— BEGIN Provided records —
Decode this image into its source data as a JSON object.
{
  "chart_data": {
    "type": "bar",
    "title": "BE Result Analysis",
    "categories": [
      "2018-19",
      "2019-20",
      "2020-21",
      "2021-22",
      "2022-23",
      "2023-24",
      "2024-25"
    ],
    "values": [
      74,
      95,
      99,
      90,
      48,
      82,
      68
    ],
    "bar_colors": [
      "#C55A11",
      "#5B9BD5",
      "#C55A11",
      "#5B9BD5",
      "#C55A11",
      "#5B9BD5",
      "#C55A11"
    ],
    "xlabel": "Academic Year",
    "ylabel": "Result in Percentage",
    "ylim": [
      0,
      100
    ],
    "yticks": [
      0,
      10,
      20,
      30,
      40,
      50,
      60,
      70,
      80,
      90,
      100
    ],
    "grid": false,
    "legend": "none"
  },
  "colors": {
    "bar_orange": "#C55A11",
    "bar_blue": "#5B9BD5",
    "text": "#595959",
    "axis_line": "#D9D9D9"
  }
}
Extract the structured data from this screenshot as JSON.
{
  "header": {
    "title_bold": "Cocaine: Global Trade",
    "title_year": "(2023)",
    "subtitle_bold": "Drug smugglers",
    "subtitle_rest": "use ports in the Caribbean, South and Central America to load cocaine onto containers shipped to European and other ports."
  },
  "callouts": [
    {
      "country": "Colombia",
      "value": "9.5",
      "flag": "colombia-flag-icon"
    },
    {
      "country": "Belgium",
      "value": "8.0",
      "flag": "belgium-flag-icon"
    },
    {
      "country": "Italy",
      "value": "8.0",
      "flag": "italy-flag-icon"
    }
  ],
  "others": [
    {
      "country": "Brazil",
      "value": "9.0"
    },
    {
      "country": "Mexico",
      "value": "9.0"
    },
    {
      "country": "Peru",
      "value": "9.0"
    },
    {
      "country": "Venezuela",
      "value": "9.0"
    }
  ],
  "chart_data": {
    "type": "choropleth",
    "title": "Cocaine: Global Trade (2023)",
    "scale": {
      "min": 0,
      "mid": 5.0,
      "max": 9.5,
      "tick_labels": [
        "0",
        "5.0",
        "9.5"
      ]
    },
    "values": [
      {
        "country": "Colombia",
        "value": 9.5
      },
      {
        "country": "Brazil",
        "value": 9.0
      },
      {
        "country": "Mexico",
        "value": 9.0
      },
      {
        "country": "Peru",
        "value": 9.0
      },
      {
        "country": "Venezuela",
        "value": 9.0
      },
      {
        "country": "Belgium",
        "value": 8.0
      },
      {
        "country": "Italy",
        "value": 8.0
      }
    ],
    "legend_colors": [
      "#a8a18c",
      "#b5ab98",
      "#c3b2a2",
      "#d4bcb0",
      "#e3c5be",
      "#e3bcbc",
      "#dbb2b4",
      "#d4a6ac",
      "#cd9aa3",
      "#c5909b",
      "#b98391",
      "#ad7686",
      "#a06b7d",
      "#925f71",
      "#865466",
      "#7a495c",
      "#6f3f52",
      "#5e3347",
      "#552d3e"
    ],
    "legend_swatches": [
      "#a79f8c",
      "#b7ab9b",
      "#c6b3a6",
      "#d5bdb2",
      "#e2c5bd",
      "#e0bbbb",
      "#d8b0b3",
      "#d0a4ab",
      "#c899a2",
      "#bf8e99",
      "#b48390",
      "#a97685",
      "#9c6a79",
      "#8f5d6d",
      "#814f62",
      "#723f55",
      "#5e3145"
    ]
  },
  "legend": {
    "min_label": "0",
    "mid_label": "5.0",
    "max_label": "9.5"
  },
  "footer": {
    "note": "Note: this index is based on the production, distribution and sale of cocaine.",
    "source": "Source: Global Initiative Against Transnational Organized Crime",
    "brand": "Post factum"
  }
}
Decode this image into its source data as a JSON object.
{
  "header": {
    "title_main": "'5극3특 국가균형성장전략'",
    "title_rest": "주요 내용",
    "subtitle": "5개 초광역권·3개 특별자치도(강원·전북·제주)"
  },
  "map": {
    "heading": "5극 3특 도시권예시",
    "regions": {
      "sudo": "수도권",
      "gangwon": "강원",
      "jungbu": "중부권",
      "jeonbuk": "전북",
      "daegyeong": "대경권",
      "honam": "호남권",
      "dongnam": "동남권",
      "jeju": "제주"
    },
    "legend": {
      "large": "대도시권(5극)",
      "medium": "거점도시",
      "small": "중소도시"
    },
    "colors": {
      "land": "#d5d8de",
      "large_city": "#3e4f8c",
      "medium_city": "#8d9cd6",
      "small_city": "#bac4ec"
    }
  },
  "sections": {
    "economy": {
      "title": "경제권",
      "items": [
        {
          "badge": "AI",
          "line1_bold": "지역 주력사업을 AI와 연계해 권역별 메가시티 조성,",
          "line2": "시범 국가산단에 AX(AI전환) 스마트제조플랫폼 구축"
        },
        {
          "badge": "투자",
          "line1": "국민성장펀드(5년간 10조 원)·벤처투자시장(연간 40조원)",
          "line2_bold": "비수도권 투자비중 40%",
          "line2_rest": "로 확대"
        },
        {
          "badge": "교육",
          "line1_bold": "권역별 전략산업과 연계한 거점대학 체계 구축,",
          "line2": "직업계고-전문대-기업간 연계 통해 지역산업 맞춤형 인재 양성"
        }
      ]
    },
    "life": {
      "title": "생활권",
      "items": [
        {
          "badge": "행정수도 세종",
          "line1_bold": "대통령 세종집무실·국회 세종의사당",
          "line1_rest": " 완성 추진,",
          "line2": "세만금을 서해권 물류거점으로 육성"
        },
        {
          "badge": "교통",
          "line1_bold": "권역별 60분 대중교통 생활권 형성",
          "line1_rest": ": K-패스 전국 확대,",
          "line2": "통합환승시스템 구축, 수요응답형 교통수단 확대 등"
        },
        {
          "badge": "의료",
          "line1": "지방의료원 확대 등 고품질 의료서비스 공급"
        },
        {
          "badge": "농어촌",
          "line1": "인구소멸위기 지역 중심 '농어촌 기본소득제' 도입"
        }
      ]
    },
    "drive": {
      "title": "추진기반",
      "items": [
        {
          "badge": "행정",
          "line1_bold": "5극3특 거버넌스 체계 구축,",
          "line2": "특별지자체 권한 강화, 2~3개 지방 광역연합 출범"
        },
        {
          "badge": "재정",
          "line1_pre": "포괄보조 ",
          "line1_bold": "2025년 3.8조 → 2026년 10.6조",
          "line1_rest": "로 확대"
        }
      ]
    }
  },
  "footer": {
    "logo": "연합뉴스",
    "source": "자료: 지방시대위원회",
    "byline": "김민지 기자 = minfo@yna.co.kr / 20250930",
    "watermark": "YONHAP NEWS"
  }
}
— END Provided records —
### Exercise aim
Nothing but a number is needed here: how many lines hold the string "Result"?

### Answer to this exercise
2